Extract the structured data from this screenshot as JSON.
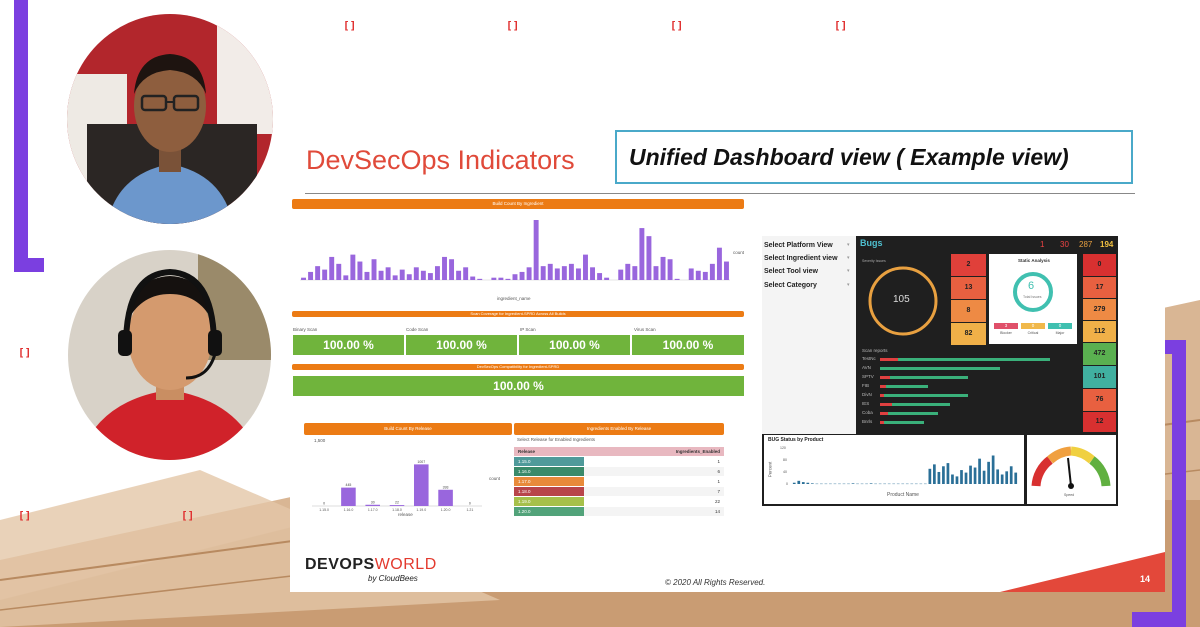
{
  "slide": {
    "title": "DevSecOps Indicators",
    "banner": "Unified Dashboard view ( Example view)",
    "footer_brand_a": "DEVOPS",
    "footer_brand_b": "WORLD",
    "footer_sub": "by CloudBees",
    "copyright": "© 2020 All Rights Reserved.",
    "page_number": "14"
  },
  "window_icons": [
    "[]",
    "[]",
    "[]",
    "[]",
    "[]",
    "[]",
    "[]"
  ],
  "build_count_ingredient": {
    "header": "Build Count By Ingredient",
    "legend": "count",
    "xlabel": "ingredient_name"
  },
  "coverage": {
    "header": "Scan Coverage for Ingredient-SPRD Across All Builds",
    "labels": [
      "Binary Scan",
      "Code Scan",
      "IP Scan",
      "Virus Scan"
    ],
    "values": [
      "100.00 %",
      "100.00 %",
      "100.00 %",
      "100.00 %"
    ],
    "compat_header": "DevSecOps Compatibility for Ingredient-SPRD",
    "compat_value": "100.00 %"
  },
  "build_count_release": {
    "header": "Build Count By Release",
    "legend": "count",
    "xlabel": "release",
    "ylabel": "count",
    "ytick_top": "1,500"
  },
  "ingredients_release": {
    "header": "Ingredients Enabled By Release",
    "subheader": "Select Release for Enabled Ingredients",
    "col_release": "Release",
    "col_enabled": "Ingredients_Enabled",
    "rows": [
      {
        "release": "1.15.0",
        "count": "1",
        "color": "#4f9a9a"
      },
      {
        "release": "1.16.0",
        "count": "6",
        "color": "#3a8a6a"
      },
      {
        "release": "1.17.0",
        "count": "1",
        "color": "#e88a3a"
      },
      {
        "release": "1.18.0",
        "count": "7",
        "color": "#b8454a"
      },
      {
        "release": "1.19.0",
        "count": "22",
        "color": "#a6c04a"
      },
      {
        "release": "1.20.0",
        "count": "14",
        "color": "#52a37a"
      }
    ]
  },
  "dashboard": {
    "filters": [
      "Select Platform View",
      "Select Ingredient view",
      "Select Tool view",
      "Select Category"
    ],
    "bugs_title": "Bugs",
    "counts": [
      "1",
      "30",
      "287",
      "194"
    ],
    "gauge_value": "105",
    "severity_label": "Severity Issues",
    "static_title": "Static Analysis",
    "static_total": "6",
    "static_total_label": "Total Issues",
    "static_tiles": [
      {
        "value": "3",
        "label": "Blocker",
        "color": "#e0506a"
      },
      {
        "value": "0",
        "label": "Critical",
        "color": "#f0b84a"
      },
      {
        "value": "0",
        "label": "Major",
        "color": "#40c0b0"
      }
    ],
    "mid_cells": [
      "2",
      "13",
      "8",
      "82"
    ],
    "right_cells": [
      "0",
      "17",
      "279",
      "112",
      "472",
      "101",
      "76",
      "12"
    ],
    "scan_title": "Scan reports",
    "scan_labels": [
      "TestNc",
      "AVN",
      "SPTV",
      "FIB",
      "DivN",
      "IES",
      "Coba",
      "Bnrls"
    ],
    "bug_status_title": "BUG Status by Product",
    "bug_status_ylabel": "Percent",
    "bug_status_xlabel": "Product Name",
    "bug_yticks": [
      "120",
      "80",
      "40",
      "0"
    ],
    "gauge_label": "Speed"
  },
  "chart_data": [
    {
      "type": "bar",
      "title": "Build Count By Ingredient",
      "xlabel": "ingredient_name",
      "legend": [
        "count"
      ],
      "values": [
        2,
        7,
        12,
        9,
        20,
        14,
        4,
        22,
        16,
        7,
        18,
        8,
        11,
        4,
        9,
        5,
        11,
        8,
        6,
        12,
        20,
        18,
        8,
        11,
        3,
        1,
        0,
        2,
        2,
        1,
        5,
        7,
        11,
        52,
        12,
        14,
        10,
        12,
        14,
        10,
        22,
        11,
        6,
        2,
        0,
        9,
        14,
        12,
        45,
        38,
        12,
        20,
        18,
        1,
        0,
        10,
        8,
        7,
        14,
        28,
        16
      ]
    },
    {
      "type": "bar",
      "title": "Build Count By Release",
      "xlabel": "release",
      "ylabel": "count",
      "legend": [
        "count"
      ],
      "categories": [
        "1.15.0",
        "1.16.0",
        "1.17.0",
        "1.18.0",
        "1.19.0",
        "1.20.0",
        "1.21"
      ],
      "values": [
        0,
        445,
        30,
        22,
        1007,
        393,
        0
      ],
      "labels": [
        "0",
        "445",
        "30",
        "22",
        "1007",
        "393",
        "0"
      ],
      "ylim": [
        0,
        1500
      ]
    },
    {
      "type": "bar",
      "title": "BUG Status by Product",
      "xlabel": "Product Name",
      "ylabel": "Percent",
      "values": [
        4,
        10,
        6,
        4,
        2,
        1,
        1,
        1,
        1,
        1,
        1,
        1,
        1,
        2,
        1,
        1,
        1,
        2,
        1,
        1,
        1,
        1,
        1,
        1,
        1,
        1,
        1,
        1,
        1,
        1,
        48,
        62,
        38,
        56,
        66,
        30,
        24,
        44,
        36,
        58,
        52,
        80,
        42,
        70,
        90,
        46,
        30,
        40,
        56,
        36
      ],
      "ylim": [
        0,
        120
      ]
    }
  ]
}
┄┄┄┄┄┄┄┄┄┄┄┄┄┄┄┄┄┄┄┄
* TASK REQUIREMENTS *
Write the listing out exactly, apart from its pictures.

* OUTPUT FOR THIS EXERCISE *
Extract the structured data from this screenshot as JSON.
{
  "slide": {
    "title": "DevSecOps Indicators",
    "banner": "Unified Dashboard view ( Example view)",
    "footer_brand_a": "DEVOPS",
    "footer_brand_b": "WORLD",
    "footer_sub": "by CloudBees",
    "copyright": "© 2020 All Rights Reserved.",
    "page_number": "14"
  },
  "window_icons": [
    "[]",
    "[]",
    "[]",
    "[]",
    "[]",
    "[]",
    "[]"
  ],
  "build_count_ingredient": {
    "header": "Build Count By Ingredient",
    "legend": "count",
    "xlabel": "ingredient_name"
  },
  "coverage": {
    "header": "Scan Coverage for Ingredient-SPRD Across All Builds",
    "labels": [
      "Binary Scan",
      "Code Scan",
      "IP Scan",
      "Virus Scan"
    ],
    "values": [
      "100.00 %",
      "100.00 %",
      "100.00 %",
      "100.00 %"
    ],
    "compat_header": "DevSecOps Compatibility for Ingredient-SPRD",
    "compat_value": "100.00 %"
  },
  "build_count_release": {
    "header": "Build Count By Release",
    "legend": "count",
    "xlabel": "release",
    "ylabel": "count",
    "ytick_top": "1,500"
  },
  "ingredients_release": {
    "header": "Ingredients Enabled By Release",
    "subheader": "Select Release for Enabled Ingredients",
    "col_release": "Release",
    "col_enabled": "Ingredients_Enabled",
    "rows": [
      {
        "release": "1.15.0",
        "count": "1",
        "color": "#4f9a9a"
      },
      {
        "release": "1.16.0",
        "count": "6",
        "color": "#3a8a6a"
      },
      {
        "release": "1.17.0",
        "count": "1",
        "color": "#e88a3a"
      },
      {
        "release": "1.18.0",
        "count": "7",
        "color": "#b8454a"
      },
      {
        "release": "1.19.0",
        "count": "22",
        "color": "#a6c04a"
      },
      {
        "release": "1.20.0",
        "count": "14",
        "color": "#52a37a"
      }
    ]
  },
  "dashboard": {
    "filters": [
      "Select Platform View",
      "Select Ingredient view",
      "Select Tool view",
      "Select Category"
    ],
    "bugs_title": "Bugs",
    "counts": [
      "1",
      "30",
      "287",
      "194"
    ],
    "gauge_value": "105",
    "severity_label": "Severity Issues",
    "static_title": "Static Analysis",
    "static_total": "6",
    "static_total_label": "Total Issues",
    "static_tiles": [
      {
        "value": "3",
        "label": "Blocker",
        "color": "#e0506a"
      },
      {
        "value": "0",
        "label": "Critical",
        "color": "#f0b84a"
      },
      {
        "value": "0",
        "label": "Major",
        "color": "#40c0b0"
      }
    ],
    "mid_cells": [
      "2",
      "13",
      "8",
      "82"
    ],
    "right_cells": [
      "0",
      "17",
      "279",
      "112",
      "472",
      "101",
      "76",
      "12"
    ],
    "scan_title": "Scan reports",
    "scan_labels": [
      "TestNc",
      "AVN",
      "SPTV",
      "FIB",
      "DivN",
      "IES",
      "Coba",
      "Bnrls"
    ],
    "bug_status_title": "BUG Status by Product",
    "bug_status_ylabel": "Percent",
    "bug_status_xlabel": "Product Name",
    "bug_yticks": [
      "120",
      "80",
      "40",
      "0"
    ],
    "gauge_label": "Speed"
  },
  "chart_data": [
    {
      "type": "bar",
      "title": "Build Count By Ingredient",
      "xlabel": "ingredient_name",
      "legend": [
        "count"
      ],
      "values": [
        2,
        7,
        12,
        9,
        20,
        14,
        4,
        22,
        16,
        7,
        18,
        8,
        11,
        4,
        9,
        5,
        11,
        8,
        6,
        12,
        20,
        18,
        8,
        11,
        3,
        1,
        0,
        2,
        2,
        1,
        5,
        7,
        11,
        52,
        12,
        14,
        10,
        12,
        14,
        10,
        22,
        11,
        6,
        2,
        0,
        9,
        14,
        12,
        45,
        38,
        12,
        20,
        18,
        1,
        0,
        10,
        8,
        7,
        14,
        28,
        16
      ]
    },
    {
      "type": "bar",
      "title": "Build Count By Release",
      "xlabel": "release",
      "ylabel": "count",
      "legend": [
        "count"
      ],
      "categories": [
        "1.15.0",
        "1.16.0",
        "1.17.0",
        "1.18.0",
        "1.19.0",
        "1.20.0",
        "1.21"
      ],
      "values": [
        0,
        445,
        30,
        22,
        1007,
        393,
        0
      ],
      "labels": [
        "0",
        "445",
        "30",
        "22",
        "1007",
        "393",
        "0"
      ],
      "ylim": [
        0,
        1500
      ]
    },
    {
      "type": "bar",
      "title": "BUG Status by Product",
      "xlabel": "Product Name",
      "ylabel": "Percent",
      "values": [
        4,
        10,
        6,
        4,
        2,
        1,
        1,
        1,
        1,
        1,
        1,
        1,
        1,
        2,
        1,
        1,
        1,
        2,
        1,
        1,
        1,
        1,
        1,
        1,
        1,
        1,
        1,
        1,
        1,
        1,
        48,
        62,
        38,
        56,
        66,
        30,
        24,
        44,
        36,
        58,
        52,
        80,
        42,
        70,
        90,
        46,
        30,
        40,
        56,
        36
      ],
      "ylim": [
        0,
        120
      ]
    }
  ]
}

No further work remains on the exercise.